Instructions to follow: Locate each line of the material that contains "passctrl", then return it.

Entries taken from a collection
★ ★ ★ ★ ★

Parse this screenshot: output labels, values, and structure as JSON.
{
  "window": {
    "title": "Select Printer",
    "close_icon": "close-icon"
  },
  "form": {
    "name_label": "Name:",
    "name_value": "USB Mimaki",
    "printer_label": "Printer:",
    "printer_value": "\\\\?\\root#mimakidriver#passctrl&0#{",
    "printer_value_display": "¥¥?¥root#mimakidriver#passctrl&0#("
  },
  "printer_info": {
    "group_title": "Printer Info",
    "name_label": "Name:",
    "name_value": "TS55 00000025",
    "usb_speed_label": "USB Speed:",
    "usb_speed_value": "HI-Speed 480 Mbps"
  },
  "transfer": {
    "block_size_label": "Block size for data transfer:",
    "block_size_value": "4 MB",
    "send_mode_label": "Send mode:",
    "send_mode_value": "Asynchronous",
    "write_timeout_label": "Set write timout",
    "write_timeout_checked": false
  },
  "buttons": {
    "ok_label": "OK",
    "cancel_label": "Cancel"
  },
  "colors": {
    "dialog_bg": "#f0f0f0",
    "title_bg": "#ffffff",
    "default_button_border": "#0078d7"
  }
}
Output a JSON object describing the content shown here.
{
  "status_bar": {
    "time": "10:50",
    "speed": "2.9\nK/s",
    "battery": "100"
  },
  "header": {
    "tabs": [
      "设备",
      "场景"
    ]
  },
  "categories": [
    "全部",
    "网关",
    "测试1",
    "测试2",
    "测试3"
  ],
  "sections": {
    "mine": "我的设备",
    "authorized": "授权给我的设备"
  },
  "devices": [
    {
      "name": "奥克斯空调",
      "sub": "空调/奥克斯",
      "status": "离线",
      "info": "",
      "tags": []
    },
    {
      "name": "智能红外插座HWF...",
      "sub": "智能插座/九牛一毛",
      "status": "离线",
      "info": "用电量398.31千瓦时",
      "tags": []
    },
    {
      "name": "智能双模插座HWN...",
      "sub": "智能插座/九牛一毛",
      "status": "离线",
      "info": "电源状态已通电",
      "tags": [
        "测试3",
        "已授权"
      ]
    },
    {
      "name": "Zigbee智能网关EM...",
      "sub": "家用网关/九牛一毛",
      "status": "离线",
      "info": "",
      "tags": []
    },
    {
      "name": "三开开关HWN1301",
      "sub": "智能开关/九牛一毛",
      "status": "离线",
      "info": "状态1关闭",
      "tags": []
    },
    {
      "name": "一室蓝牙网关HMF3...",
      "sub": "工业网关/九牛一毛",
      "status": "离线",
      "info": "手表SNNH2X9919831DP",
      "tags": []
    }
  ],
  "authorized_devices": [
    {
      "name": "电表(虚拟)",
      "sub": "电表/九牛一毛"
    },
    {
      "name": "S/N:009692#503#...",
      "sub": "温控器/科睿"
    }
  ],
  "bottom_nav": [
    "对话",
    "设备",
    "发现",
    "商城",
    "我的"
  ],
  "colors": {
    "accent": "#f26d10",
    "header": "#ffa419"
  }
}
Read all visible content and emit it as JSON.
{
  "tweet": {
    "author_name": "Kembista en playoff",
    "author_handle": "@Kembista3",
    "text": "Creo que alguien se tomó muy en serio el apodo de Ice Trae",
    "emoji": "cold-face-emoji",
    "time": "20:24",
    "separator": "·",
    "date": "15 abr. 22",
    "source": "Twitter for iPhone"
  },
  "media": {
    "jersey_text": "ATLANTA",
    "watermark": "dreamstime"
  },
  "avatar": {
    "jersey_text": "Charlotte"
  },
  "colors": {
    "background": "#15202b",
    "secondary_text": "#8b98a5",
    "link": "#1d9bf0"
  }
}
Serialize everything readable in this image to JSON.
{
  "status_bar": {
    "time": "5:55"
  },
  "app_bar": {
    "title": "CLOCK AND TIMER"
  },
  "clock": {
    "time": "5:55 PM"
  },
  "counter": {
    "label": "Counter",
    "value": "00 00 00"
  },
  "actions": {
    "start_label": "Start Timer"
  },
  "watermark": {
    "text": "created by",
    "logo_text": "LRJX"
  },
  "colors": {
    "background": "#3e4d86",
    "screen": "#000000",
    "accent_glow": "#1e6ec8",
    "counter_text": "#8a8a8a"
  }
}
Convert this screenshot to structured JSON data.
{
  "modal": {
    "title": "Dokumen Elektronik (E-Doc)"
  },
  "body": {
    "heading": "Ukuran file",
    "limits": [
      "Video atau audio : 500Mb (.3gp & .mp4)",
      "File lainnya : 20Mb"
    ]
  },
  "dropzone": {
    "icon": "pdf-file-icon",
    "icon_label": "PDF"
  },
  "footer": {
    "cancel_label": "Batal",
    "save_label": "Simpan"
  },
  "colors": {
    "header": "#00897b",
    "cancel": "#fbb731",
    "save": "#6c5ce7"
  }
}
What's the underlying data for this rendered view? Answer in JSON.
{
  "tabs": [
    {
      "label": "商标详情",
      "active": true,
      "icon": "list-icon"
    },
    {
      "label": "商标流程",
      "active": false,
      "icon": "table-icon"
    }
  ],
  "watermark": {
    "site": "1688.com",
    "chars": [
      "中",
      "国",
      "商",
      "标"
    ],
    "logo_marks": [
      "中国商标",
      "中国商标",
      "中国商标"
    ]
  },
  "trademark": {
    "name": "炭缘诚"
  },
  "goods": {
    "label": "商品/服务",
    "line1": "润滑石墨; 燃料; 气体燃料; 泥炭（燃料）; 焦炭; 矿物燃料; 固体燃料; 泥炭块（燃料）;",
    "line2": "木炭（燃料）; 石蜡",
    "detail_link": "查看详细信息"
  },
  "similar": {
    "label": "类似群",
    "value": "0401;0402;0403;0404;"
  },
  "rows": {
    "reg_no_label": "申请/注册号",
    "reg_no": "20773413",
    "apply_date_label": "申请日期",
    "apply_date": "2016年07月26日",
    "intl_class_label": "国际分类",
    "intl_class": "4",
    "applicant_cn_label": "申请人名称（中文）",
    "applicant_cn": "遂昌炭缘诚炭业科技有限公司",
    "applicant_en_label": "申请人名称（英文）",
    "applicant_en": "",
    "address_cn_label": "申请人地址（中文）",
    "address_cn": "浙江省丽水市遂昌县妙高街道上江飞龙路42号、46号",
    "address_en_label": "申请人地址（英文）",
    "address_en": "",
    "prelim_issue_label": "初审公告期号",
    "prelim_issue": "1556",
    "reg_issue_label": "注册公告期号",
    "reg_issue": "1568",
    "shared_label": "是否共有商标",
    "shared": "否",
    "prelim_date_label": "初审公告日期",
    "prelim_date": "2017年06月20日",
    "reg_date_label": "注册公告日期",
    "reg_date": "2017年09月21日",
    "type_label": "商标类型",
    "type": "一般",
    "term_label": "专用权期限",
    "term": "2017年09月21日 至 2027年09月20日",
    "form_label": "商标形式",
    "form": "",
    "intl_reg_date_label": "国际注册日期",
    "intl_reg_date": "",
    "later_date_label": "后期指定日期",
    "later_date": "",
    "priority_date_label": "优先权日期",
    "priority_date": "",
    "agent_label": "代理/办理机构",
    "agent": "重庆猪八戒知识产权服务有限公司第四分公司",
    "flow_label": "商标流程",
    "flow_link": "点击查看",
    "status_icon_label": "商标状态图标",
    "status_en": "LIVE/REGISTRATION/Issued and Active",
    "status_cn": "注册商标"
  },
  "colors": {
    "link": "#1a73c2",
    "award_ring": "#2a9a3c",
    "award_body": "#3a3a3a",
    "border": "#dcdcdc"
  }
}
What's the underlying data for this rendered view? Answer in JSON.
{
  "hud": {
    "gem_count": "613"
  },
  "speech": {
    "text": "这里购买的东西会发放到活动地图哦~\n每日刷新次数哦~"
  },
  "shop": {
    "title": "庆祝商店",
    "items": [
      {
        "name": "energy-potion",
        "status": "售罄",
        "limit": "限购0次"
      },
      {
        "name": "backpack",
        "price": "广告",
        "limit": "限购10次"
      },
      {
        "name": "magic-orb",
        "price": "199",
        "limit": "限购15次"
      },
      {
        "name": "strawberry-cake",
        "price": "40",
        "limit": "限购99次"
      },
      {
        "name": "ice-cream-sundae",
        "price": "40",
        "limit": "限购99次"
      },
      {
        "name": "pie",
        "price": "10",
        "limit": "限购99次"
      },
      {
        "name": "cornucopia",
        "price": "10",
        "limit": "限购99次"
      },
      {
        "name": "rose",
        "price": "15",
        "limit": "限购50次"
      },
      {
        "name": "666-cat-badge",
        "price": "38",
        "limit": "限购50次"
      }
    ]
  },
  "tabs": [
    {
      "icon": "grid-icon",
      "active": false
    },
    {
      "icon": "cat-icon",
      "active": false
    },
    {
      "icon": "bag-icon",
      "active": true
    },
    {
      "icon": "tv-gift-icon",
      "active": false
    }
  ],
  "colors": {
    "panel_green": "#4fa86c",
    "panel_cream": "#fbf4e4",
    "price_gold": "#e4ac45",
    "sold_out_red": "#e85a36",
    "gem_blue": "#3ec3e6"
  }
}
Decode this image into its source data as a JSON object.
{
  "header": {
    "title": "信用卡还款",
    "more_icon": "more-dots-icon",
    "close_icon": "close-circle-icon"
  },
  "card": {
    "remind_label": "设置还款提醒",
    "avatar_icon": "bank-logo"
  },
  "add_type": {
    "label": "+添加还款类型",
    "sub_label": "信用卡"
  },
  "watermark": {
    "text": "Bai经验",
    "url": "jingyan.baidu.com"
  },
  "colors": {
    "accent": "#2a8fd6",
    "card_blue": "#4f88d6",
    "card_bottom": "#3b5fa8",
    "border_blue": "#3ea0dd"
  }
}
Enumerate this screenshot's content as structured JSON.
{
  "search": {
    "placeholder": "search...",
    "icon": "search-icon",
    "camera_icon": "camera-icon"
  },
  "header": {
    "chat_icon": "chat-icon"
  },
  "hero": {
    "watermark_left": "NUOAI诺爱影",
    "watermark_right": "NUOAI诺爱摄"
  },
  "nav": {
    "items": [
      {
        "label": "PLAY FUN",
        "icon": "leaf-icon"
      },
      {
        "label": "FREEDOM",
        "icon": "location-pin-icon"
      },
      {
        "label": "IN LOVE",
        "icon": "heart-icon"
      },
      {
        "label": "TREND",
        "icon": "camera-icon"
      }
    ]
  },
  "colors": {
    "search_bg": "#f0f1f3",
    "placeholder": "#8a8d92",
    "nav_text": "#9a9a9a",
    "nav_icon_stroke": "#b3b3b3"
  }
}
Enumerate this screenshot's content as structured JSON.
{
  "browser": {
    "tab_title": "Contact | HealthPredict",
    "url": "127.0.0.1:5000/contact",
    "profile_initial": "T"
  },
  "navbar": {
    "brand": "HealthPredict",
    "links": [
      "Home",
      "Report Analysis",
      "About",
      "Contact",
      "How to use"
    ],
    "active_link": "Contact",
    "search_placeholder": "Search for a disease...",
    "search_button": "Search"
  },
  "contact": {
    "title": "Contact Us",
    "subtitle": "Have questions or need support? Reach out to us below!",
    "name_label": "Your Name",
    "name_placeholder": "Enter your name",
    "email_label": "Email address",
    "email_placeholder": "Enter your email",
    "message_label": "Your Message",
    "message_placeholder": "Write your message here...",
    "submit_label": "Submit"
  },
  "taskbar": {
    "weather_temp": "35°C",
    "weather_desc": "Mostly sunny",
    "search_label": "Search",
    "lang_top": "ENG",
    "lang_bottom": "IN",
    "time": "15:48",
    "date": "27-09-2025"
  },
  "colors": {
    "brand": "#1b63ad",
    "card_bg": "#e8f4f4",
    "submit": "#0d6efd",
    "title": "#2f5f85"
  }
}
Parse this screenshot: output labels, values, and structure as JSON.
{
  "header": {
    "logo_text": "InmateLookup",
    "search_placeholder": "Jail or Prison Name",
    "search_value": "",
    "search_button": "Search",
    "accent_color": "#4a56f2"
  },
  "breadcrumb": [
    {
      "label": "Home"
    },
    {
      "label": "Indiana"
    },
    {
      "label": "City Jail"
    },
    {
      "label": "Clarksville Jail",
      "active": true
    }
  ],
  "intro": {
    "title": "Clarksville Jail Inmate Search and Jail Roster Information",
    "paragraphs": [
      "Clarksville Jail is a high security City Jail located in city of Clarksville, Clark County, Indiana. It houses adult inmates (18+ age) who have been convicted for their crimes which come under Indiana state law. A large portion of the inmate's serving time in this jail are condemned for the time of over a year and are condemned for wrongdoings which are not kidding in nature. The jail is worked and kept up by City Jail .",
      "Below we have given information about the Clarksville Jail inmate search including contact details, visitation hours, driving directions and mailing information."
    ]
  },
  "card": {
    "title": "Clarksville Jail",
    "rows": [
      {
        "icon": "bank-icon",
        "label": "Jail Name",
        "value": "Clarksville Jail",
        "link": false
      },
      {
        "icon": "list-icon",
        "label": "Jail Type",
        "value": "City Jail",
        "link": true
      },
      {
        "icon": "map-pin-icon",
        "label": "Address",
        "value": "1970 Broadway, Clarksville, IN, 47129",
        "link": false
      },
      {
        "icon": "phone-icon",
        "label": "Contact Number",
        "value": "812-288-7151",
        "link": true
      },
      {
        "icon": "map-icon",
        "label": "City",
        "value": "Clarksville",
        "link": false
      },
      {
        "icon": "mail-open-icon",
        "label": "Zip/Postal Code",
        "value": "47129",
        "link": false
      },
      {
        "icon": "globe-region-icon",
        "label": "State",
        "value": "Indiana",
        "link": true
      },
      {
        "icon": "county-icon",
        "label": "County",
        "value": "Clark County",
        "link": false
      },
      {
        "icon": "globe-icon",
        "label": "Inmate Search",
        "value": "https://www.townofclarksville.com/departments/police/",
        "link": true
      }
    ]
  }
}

★ ★ ★ ★ ★

Written solution:
    "printer_value": "\\\\?\\root#mimakidriver#passctrl&0#{",
    "printer_value_display": "¥¥?¥root#mimakidriver#passctrl&0#("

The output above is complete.